= SET PROBLEM =
Look through the listing for the word "searah". Copy each line that has it.
start PROVIDED RECORDS
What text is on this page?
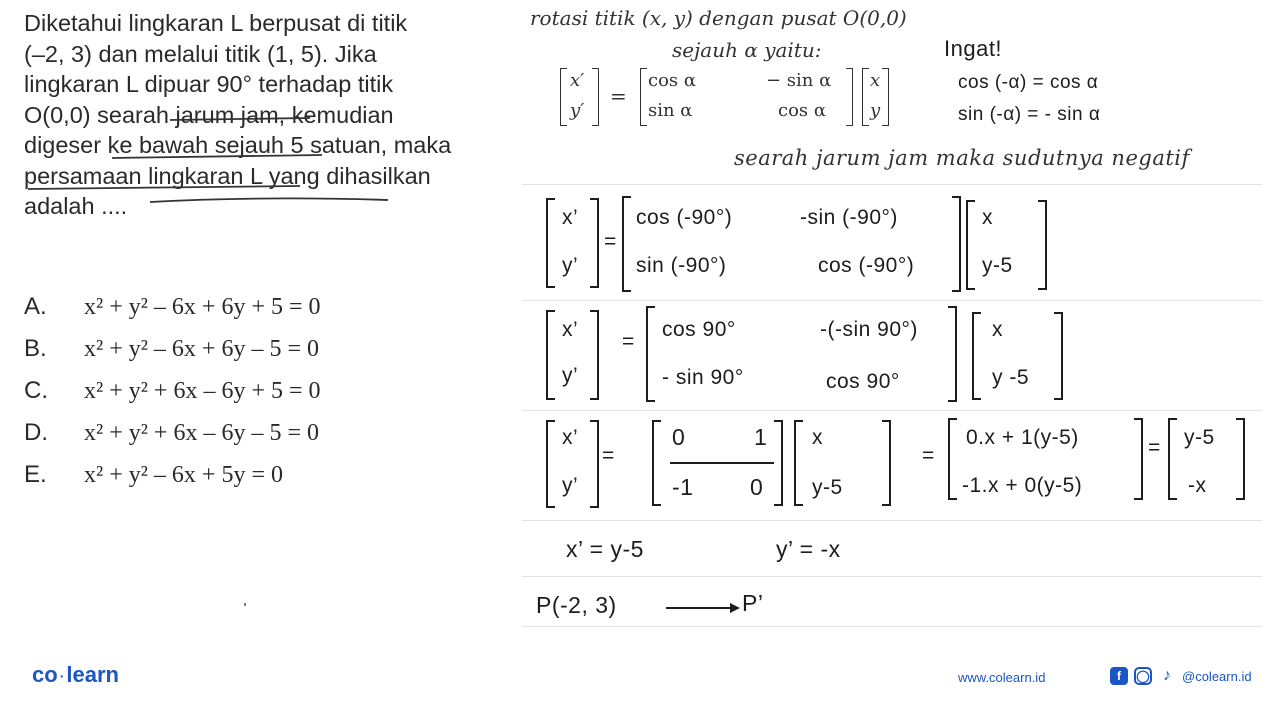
Diketahui lingkaran L berpusat di titik
(–2, 3) dan melalui titik (1, 5). Jika
lingkaran L dipuar 90° terhadap titik
O(0,0) searah jarum jam, kemudian
digeser ke bawah sejauh 5 satuan, maka
persamaan lingkaran L yang dihasilkan
adalah ....
A.	x² + y² – 6x + 6y + 5 = 0
B.	x² + y² – 6x + 6y – 5 = 0
C.	x² + y² + 6x – 6y + 5 = 0
D.	x² + y² + 6x – 6y – 5 = 0
E.	x² + y² – 6x + 5y = 0
rotasi titik (x, y) dengan pusat O(0,0)
sejauh α yaitu:
x′
y′
=
cos α	− sin α
sin α	cos α
x
y
Ingat!
cos (-α) = cos α
sin (-α) = - sin α
searah jarum jam maka sudutnya negatif
x’
y’
=
cos (-90°)	-sin (-90°)
sin (-90°)	cos (-90°)
x
y-5
x’
y’
=
cos 90°	-(-sin 90°)
- sin 90°	cos 90°
x
y -5
x’
y’
=
0	1
-1 0
x
y-5
=
0.x + 1(y-5)
-1.x + 0(y-5)
= y-5
-x
x’ = y-5	y’ = -x
P(-2, 3)	P’
co ·learn	www.colearn.id	f	◯ ♪ @colearn.id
end PROVIDED RECORDS
= THE COMPLETED TASK =
O(0,0) searah jarum jam, kemudian
searah jarum jam maka sudutnya negatif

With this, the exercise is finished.